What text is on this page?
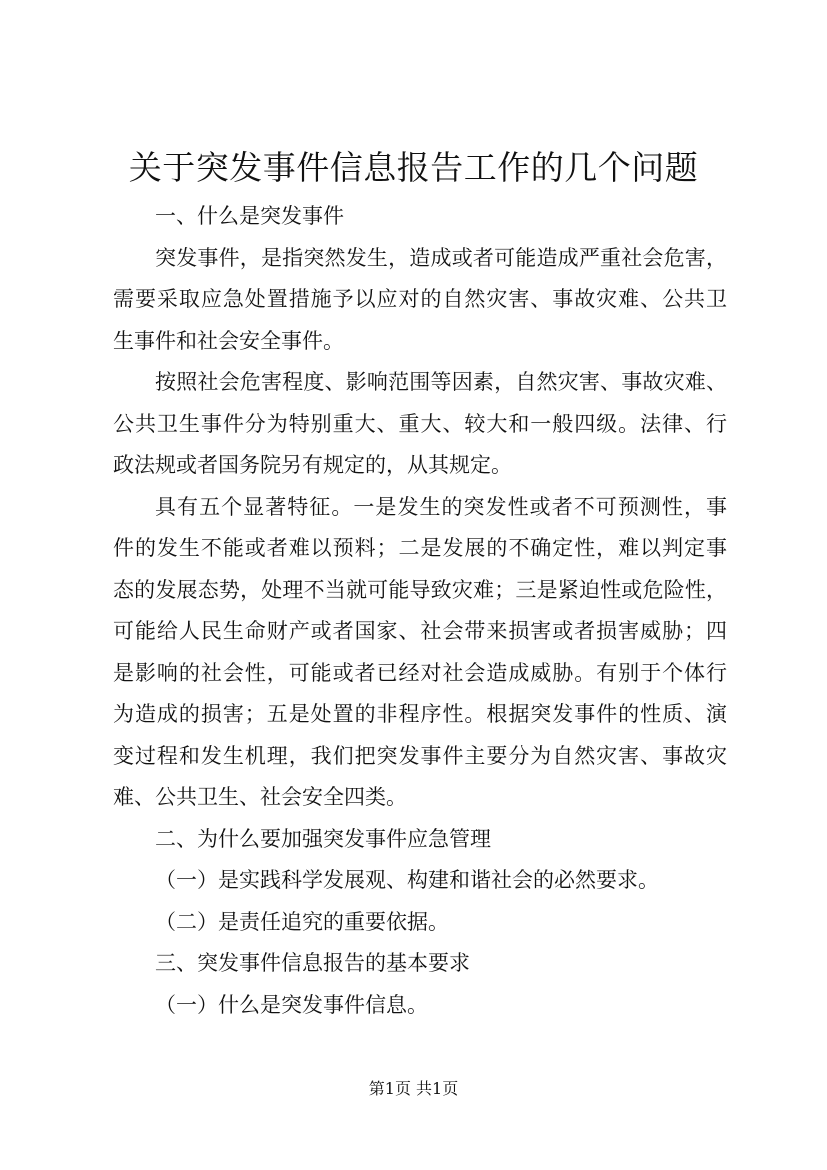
关于突发事件信息报告工作的几个问题
一、什么是突发事件
突发事件，是指突然发生，造成或者可能造成严重社会危害，
需要采取应急处置措施予以应对的自然灾害、事故灾难、公共卫
生事件和社会安全事件。
按照社会危害程度、影响范围等因素，自然灾害、事故灾难、
公共卫生事件分为特别重大、重大、较大和一般四级。法律、行
政法规或者国务院另有规定的，从其规定。
具有五个显著特征。一是发生的突发性或者不可预测性，事
件的发生不能或者难以预料；二是发展的不确定性，难以判定事
态的发展态势，处理不当就可能导致灾难；三是紧迫性或危险性，
可能给人民生命财产或者国家、社会带来损害或者损害威胁；四
是影响的社会性，可能或者已经对社会造成威胁。有别于个体行
为造成的损害；五是处置的非程序性。根据突发事件的性质、演
变过程和发生机理，我们把突发事件主要分为自然灾害、事故灾
难、公共卫生、社会安全四类。
二、为什么要加强突发事件应急管理
（一）是实践科学发展观、构建和谐社会的必然要求。
（二）是责任追究的重要依据。
三、突发事件信息报告的基本要求
（一）什么是突发事件信息。
第1页 共1页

━━━━━━

• [Given exercise]
Reproduce the full listing above verbatim, with no pictures included.

• [Answer for the task]
What text is on this page?
关于突发事件信息报告工作的几个问题
一、什么是突发事件
突发事件，是指突然发生，造成或者可能造成严重社会危害，
需要采取应急处置措施予以应对的自然灾害、事故灾难、公共卫
生事件和社会安全事件。
按照社会危害程度、影响范围等因素，自然灾害、事故灾难、
公共卫生事件分为特别重大、重大、较大和一般四级。法律、行
政法规或者国务院另有规定的，从其规定。
具有五个显著特征。一是发生的突发性或者不可预测性，事
件的发生不能或者难以预料；二是发展的不确定性，难以判定事
态的发展态势，处理不当就可能导致灾难；三是紧迫性或危险性，
可能给人民生命财产或者国家、社会带来损害或者损害威胁；四
是影响的社会性，可能或者已经对社会造成威胁。有别于个体行
为造成的损害；五是处置的非程序性。根据突发事件的性质、演
变过程和发生机理，我们把突发事件主要分为自然灾害、事故灾
难、公共卫生、社会安全四类。
二、为什么要加强突发事件应急管理
（一）是实践科学发展观、构建和谐社会的必然要求。
（二）是责任追究的重要依据。
三、突发事件信息报告的基本要求
（一）什么是突发事件信息。
第1页 共1页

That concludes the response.